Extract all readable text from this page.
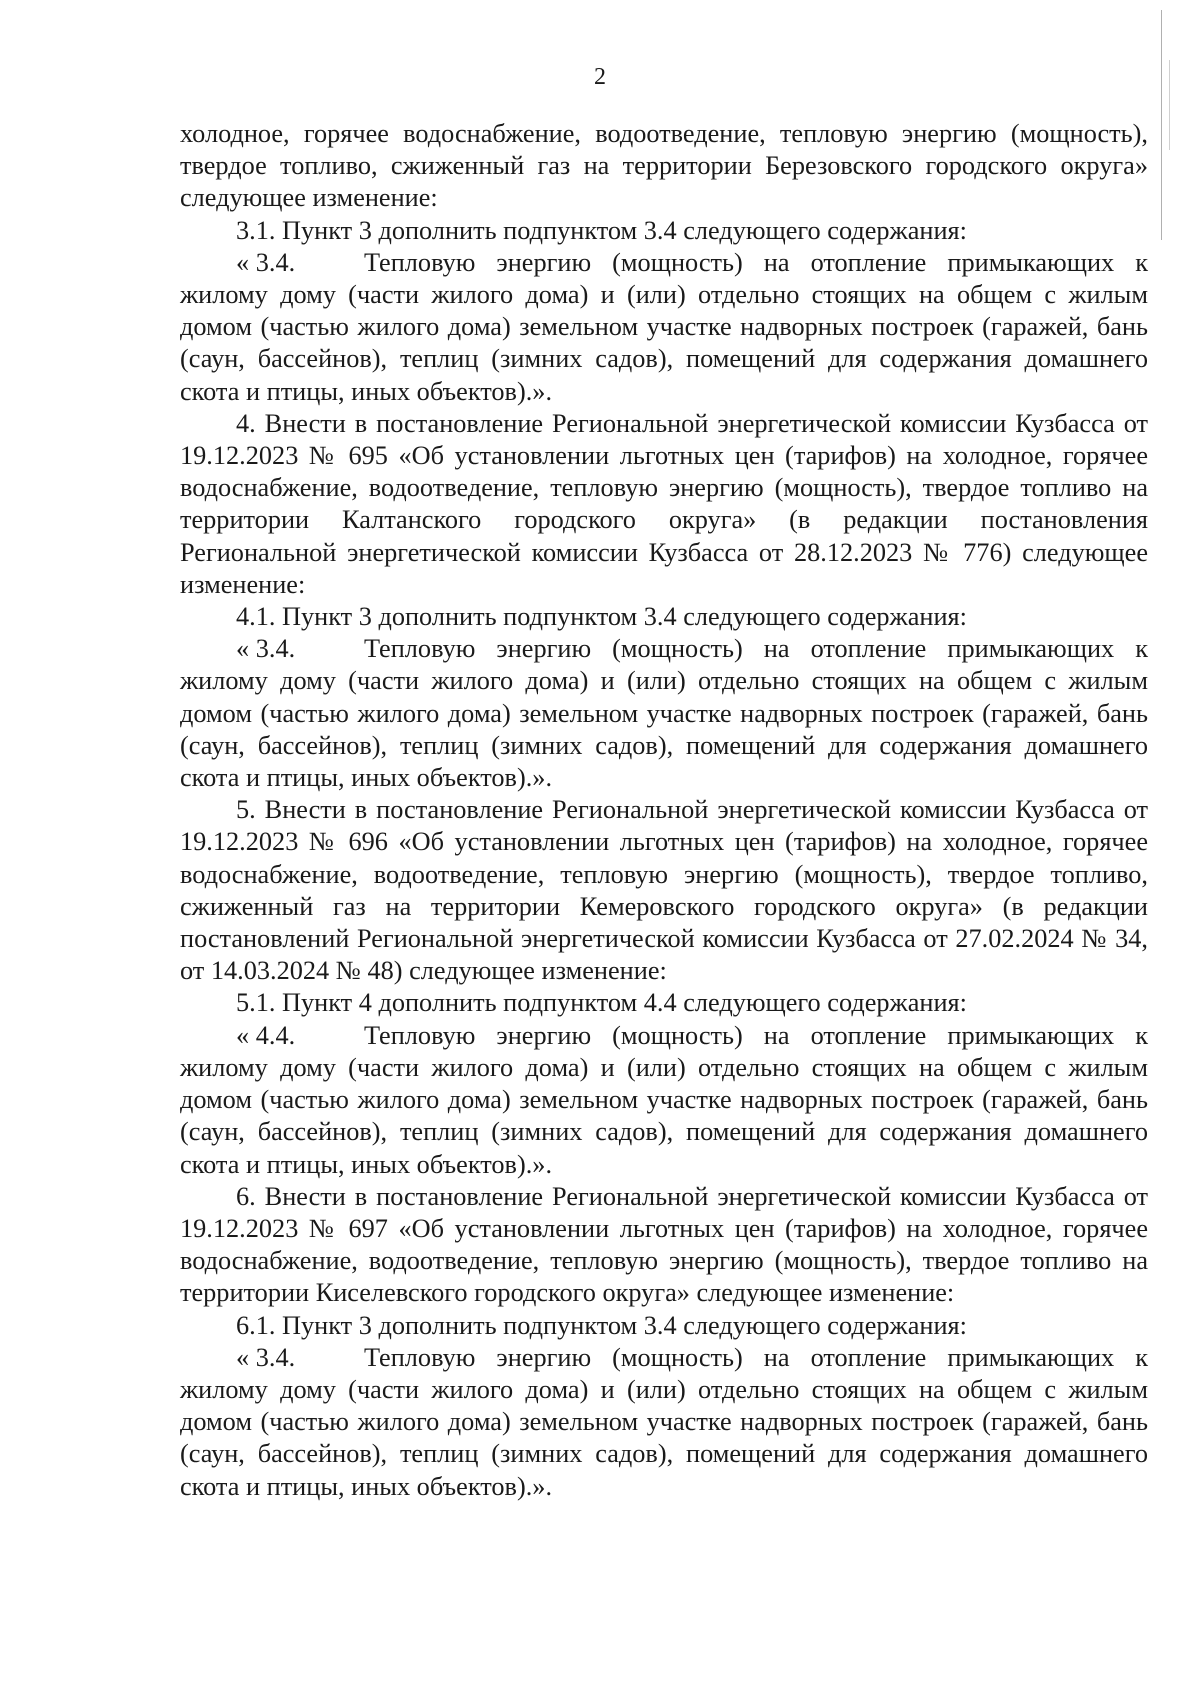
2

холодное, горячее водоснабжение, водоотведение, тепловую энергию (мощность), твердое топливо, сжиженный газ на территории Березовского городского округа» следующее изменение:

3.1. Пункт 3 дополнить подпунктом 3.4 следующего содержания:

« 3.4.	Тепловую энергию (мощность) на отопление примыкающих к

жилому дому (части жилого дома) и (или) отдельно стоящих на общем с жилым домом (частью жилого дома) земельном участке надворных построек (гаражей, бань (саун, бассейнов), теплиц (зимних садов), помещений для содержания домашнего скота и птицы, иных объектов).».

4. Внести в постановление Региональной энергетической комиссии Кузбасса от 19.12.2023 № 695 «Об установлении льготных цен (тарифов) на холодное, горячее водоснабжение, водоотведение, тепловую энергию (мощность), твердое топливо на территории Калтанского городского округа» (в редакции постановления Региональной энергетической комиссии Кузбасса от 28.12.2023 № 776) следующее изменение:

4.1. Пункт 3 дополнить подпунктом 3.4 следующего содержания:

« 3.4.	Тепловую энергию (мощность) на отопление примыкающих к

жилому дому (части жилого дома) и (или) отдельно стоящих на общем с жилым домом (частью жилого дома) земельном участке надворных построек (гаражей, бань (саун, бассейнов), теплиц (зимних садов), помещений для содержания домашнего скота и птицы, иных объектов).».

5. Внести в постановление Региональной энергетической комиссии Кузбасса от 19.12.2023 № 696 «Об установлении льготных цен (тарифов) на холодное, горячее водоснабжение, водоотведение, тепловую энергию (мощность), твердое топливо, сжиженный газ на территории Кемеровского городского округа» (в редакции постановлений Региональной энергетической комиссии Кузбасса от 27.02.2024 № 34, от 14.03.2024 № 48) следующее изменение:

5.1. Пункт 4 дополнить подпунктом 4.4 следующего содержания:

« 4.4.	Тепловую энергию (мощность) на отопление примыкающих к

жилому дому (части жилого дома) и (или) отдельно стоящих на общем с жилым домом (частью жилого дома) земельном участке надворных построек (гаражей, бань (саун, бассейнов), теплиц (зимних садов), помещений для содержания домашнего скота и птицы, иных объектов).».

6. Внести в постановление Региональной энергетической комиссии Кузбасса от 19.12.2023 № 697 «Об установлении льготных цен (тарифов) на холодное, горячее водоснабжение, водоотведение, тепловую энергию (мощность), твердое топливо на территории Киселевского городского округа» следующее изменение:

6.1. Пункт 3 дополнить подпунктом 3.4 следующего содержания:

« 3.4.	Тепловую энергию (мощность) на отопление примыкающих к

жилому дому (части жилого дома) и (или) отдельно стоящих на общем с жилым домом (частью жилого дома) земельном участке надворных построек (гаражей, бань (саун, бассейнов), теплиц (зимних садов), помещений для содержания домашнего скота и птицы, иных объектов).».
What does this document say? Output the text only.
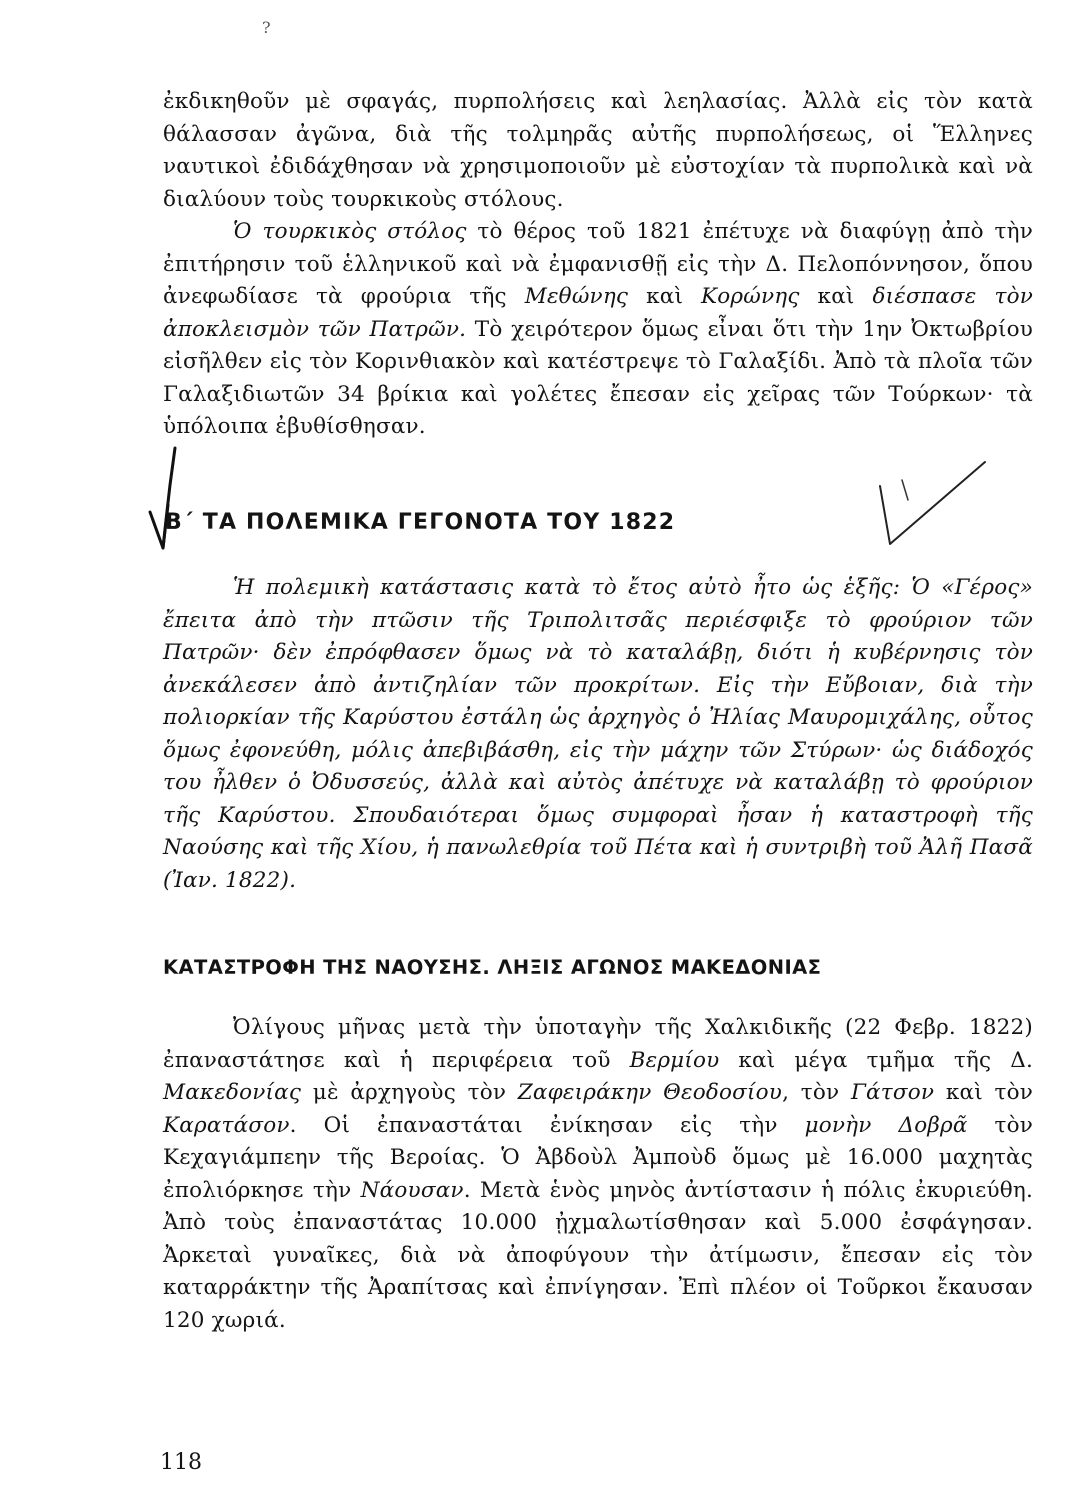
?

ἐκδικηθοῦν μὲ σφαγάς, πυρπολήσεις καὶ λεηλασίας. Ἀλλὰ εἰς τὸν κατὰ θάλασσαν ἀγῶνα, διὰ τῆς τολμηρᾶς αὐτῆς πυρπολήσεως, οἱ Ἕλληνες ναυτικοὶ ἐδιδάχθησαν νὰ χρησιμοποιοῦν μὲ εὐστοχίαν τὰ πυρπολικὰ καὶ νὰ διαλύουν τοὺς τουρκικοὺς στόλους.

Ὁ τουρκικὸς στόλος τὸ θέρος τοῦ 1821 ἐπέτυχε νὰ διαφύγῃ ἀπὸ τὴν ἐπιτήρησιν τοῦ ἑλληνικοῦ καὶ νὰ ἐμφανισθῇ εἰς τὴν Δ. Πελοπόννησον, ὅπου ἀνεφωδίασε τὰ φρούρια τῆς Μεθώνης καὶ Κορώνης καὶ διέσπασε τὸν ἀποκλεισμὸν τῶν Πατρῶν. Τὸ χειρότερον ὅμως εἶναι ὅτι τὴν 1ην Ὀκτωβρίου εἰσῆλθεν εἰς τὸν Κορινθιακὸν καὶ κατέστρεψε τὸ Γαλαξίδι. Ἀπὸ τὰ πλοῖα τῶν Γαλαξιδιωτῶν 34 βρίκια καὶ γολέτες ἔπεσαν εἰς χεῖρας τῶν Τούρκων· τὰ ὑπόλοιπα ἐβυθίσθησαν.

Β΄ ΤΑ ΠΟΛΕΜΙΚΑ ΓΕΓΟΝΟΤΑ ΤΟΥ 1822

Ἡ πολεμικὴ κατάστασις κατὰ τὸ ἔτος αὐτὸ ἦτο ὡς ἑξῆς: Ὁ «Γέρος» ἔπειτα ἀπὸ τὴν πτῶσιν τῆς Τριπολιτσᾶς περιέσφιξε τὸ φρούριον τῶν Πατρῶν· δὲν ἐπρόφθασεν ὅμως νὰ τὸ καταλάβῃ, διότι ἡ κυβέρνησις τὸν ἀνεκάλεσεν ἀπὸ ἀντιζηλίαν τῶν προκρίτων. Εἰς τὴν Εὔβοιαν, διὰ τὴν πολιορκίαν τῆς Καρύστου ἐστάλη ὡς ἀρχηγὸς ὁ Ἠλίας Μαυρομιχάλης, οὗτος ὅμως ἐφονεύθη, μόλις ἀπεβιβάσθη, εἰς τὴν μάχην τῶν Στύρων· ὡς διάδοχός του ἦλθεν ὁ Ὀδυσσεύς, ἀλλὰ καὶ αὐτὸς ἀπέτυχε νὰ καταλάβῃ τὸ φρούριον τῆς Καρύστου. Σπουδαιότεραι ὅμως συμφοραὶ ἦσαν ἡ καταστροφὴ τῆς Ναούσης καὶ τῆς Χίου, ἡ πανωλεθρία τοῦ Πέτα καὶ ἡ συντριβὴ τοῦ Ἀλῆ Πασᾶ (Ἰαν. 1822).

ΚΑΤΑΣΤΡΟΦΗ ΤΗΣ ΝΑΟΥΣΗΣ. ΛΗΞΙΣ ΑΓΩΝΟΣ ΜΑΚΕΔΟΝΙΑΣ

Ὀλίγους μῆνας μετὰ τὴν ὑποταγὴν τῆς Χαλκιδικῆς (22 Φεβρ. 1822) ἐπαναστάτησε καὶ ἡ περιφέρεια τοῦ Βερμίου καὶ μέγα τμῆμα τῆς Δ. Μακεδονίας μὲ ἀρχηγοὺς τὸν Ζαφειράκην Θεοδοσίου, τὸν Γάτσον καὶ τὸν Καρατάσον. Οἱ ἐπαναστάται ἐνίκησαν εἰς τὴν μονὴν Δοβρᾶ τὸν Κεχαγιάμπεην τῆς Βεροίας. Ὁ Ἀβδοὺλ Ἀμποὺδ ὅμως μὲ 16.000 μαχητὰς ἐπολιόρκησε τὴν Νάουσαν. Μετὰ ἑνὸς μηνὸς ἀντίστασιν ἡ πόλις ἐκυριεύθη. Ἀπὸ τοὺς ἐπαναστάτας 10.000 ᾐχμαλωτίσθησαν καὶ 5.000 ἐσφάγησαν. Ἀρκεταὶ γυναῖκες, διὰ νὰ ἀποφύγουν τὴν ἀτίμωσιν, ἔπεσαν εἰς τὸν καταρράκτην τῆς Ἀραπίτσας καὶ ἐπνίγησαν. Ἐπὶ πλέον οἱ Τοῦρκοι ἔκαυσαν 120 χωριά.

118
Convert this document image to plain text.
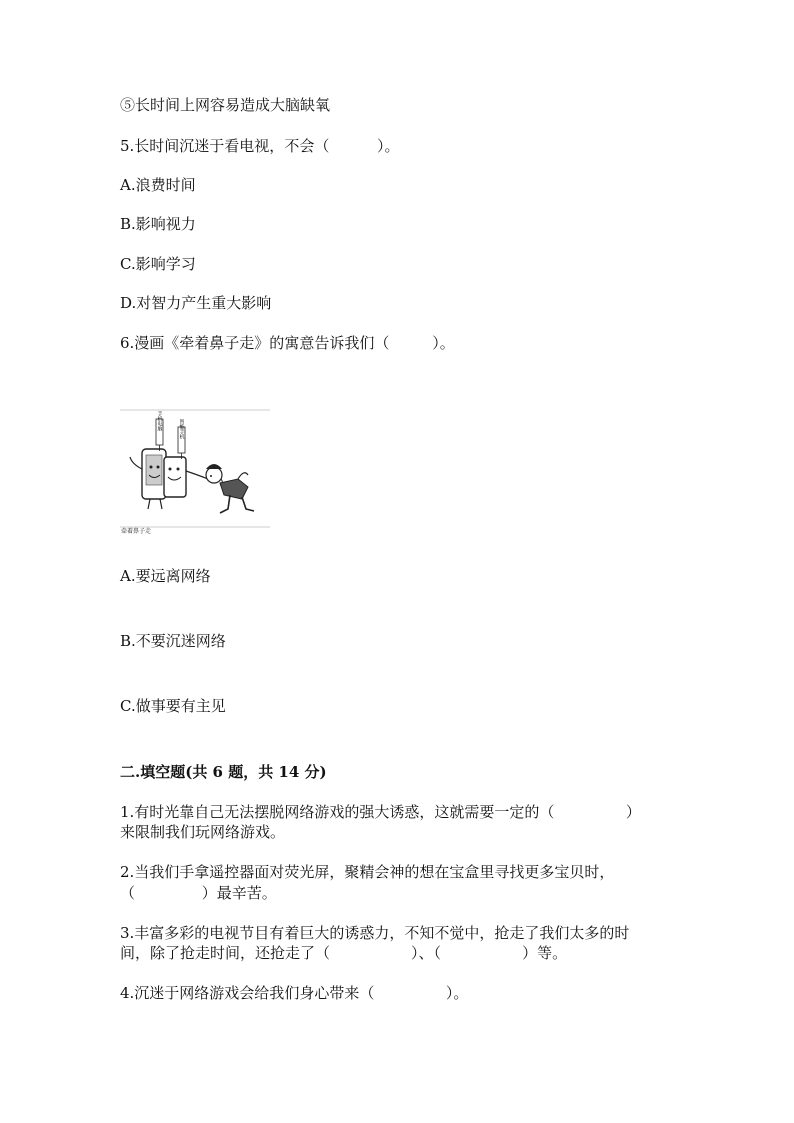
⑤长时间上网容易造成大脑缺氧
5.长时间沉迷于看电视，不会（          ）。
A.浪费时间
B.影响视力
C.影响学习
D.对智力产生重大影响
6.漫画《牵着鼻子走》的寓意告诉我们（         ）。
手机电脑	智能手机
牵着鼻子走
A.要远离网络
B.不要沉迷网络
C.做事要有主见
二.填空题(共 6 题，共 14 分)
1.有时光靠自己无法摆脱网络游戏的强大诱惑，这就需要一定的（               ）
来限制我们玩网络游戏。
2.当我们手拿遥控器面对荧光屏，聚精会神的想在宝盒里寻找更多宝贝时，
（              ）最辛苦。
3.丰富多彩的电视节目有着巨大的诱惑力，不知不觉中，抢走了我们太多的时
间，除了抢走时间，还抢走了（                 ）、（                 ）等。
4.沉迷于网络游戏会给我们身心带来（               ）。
────
Tally how many lines of the records hold the word "document". Answer with the number only.

## EXPECTED OUTPUT
2